*What this task involves*. Determine the number of lines containing the word "devices", and state that figure alone.

*Stored items from a collection*.
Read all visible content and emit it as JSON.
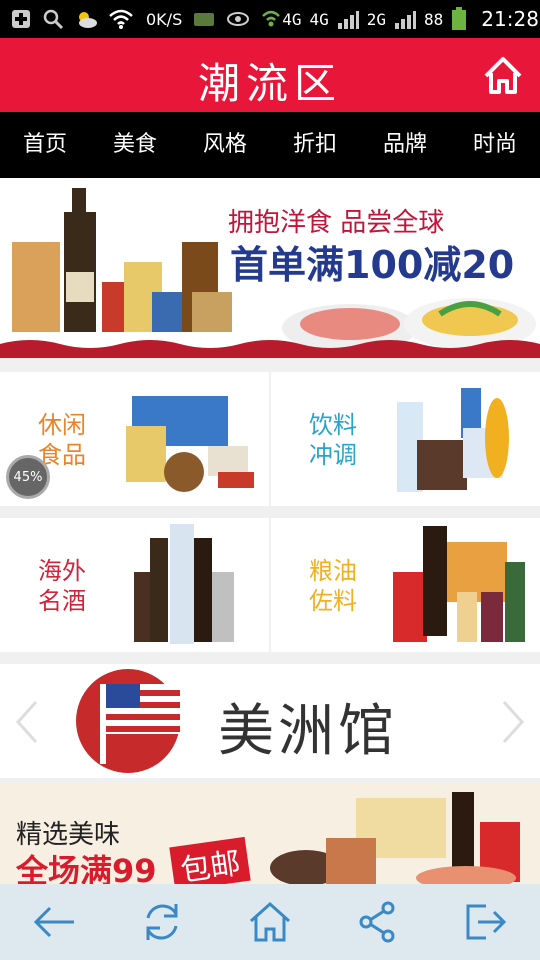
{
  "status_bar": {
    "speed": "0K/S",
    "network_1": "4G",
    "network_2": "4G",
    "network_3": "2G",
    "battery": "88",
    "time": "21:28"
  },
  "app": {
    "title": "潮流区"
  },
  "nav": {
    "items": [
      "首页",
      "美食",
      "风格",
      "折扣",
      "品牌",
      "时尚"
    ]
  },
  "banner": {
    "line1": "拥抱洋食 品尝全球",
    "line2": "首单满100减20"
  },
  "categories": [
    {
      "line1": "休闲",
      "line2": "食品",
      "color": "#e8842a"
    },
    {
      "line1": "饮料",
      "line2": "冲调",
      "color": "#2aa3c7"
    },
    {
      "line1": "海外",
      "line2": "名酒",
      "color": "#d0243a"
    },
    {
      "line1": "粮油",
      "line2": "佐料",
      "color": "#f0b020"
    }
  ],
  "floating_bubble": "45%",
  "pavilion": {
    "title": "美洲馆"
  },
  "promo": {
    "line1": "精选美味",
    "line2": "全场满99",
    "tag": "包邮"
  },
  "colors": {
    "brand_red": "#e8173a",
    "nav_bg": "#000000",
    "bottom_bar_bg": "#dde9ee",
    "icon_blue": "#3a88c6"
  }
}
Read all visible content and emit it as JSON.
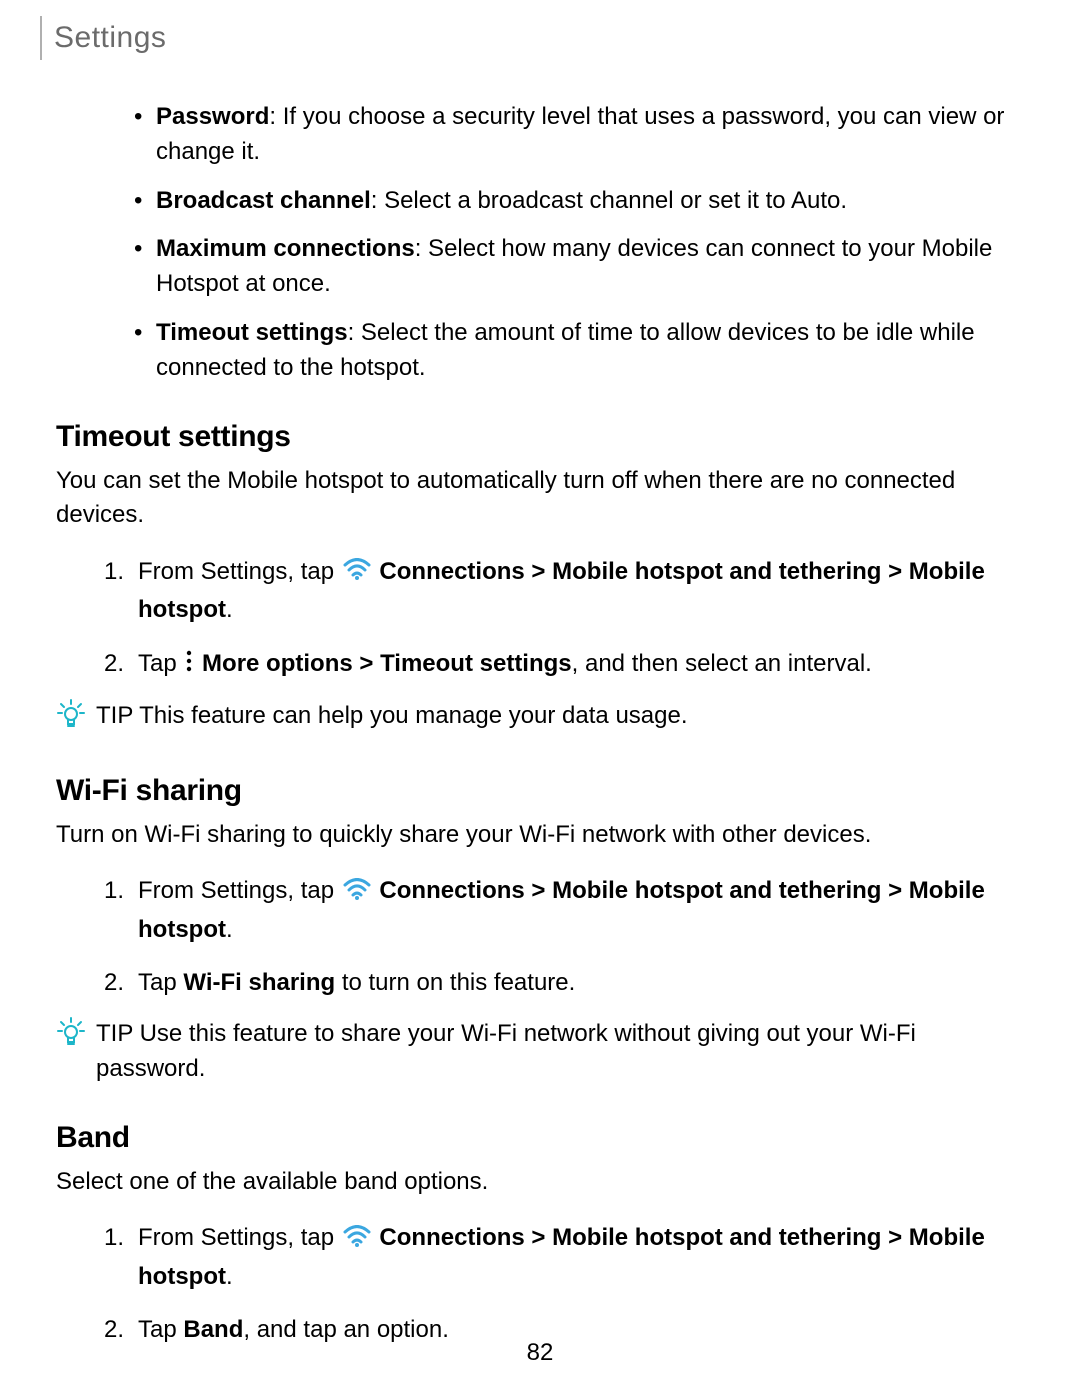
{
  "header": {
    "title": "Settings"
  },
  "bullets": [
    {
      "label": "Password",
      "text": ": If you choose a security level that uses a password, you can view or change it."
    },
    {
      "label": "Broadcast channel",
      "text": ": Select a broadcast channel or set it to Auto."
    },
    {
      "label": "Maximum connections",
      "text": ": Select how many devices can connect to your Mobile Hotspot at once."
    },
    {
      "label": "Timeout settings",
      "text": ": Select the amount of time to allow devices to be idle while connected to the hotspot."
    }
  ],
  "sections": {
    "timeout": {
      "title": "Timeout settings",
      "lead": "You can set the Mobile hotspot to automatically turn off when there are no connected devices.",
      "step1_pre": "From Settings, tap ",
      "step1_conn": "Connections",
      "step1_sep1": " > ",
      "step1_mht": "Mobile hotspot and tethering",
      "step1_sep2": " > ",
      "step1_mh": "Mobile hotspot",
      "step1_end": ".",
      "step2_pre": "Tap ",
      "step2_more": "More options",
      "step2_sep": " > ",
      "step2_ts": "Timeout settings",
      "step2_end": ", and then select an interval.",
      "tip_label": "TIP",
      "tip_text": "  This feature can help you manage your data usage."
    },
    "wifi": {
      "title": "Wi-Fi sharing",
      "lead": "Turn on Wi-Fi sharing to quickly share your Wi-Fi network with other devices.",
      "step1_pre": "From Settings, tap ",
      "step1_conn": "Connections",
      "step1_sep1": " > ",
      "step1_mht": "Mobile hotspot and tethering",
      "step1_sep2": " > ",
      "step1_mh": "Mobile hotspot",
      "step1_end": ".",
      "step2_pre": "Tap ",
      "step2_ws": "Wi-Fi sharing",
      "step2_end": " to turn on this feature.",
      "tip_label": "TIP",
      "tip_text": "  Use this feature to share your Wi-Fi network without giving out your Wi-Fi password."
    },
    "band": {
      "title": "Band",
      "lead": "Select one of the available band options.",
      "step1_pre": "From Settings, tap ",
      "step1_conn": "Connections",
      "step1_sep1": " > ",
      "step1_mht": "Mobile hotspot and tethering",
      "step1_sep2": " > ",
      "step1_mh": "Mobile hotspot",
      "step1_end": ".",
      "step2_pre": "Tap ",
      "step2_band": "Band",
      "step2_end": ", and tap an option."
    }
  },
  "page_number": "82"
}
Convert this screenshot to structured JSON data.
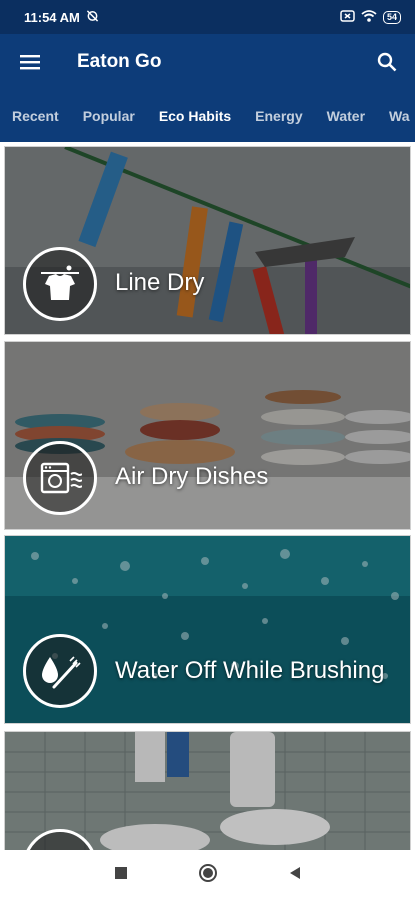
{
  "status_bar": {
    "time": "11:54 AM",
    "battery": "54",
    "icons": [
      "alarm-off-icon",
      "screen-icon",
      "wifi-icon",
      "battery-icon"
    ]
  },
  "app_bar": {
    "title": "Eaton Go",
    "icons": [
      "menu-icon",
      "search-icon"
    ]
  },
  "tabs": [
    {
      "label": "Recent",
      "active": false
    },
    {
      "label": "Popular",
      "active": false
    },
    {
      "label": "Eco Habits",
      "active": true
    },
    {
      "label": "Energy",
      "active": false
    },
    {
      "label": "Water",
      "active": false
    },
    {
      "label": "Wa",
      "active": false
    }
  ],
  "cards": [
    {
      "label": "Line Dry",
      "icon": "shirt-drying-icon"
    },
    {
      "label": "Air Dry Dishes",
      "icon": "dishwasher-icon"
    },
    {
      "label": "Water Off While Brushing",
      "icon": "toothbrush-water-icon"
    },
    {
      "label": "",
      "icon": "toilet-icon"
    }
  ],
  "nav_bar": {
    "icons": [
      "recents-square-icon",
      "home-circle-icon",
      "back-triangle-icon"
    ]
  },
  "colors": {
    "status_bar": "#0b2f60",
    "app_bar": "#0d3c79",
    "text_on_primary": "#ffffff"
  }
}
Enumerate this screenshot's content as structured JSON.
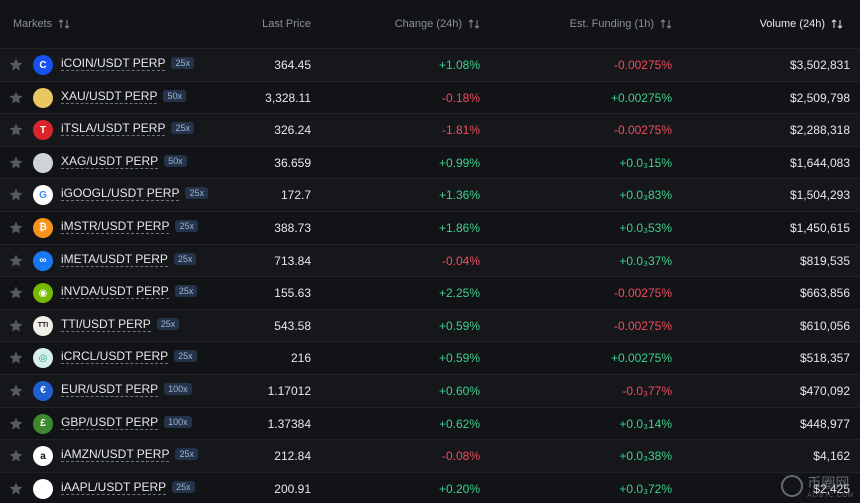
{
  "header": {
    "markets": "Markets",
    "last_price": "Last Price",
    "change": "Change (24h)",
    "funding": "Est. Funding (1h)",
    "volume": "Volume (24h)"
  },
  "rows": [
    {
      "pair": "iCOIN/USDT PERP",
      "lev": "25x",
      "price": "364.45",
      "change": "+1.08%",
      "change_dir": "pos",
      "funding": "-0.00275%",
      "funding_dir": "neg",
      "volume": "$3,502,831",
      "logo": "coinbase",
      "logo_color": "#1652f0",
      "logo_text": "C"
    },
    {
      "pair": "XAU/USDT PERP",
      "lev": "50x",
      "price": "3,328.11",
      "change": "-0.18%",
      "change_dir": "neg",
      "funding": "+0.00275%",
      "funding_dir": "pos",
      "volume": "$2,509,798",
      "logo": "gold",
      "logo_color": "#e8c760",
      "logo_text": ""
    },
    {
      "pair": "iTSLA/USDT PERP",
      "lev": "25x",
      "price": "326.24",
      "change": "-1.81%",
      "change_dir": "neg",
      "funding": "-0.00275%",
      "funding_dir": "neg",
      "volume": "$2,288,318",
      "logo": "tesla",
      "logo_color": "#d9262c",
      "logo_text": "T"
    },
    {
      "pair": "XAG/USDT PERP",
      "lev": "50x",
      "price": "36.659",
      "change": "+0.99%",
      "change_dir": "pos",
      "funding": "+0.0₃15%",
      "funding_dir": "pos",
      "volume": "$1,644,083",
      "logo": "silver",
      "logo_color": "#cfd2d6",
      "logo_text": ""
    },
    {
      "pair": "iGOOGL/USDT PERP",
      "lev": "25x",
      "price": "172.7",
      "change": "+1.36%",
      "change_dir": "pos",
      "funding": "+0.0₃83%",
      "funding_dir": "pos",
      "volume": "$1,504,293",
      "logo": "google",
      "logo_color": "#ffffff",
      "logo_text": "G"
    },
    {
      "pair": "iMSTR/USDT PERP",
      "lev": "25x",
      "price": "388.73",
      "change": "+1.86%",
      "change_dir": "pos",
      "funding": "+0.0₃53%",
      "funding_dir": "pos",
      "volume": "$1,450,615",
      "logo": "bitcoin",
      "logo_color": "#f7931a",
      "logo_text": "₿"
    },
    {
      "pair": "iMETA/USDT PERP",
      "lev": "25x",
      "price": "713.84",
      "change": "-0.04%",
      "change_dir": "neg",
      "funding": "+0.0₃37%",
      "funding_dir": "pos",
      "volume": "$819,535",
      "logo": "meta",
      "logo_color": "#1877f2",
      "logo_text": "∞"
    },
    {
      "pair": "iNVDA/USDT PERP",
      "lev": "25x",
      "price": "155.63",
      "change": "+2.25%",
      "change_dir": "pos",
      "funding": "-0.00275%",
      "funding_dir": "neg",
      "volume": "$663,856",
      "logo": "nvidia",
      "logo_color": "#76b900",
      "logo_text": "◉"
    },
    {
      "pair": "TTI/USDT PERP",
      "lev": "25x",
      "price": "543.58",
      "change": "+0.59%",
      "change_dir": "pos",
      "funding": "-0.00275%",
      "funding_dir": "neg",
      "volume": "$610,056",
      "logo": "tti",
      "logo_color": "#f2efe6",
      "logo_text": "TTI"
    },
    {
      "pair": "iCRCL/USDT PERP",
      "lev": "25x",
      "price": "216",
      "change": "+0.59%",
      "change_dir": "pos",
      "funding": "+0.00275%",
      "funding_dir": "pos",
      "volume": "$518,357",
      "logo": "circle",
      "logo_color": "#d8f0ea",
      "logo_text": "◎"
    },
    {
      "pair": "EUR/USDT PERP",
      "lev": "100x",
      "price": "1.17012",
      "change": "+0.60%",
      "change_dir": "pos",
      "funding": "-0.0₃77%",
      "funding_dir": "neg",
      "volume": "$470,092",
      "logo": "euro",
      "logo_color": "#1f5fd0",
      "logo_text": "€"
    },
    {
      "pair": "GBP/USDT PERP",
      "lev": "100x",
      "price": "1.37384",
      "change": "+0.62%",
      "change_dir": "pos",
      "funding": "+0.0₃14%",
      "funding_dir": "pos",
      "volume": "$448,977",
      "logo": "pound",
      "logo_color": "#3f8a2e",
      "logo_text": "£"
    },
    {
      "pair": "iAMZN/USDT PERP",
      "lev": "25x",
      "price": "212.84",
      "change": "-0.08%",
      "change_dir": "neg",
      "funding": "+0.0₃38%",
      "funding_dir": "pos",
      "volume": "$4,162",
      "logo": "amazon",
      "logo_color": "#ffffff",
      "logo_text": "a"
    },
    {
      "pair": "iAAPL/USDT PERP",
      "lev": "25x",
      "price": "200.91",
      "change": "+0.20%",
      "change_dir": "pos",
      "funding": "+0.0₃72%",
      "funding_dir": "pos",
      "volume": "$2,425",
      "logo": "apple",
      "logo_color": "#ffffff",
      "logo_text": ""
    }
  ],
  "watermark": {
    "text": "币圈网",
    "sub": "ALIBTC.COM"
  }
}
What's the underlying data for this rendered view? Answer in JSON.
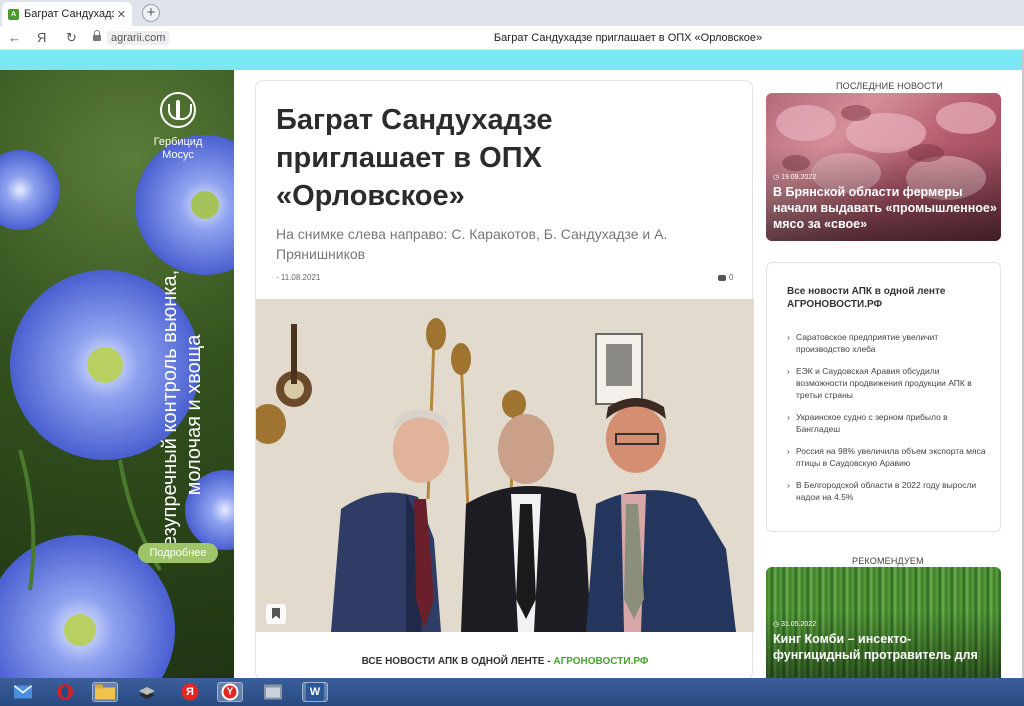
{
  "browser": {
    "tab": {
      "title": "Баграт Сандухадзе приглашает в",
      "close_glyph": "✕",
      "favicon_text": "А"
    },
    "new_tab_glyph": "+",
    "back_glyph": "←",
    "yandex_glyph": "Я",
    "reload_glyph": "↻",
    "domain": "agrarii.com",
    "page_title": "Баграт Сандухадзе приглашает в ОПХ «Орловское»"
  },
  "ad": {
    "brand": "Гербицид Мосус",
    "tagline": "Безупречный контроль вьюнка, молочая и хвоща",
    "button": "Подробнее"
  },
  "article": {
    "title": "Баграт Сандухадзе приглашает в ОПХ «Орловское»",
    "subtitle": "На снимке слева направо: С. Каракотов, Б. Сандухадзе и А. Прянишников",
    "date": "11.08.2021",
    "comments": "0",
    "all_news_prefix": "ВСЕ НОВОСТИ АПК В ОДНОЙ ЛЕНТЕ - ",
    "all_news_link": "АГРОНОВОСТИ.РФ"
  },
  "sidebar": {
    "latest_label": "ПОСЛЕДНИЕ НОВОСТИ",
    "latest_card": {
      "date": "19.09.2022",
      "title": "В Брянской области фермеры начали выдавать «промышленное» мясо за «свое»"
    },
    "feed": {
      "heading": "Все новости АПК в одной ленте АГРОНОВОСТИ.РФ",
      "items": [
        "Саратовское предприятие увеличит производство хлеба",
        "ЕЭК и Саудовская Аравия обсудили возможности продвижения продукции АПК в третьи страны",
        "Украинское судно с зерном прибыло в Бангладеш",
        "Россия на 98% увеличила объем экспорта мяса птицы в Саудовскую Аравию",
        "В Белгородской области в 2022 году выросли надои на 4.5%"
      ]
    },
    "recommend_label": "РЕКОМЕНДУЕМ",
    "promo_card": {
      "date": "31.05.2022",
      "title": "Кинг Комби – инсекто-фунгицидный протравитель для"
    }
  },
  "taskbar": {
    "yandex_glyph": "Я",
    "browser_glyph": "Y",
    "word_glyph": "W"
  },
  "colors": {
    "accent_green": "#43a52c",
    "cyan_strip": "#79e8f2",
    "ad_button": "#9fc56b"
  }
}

*Exercise output*. 4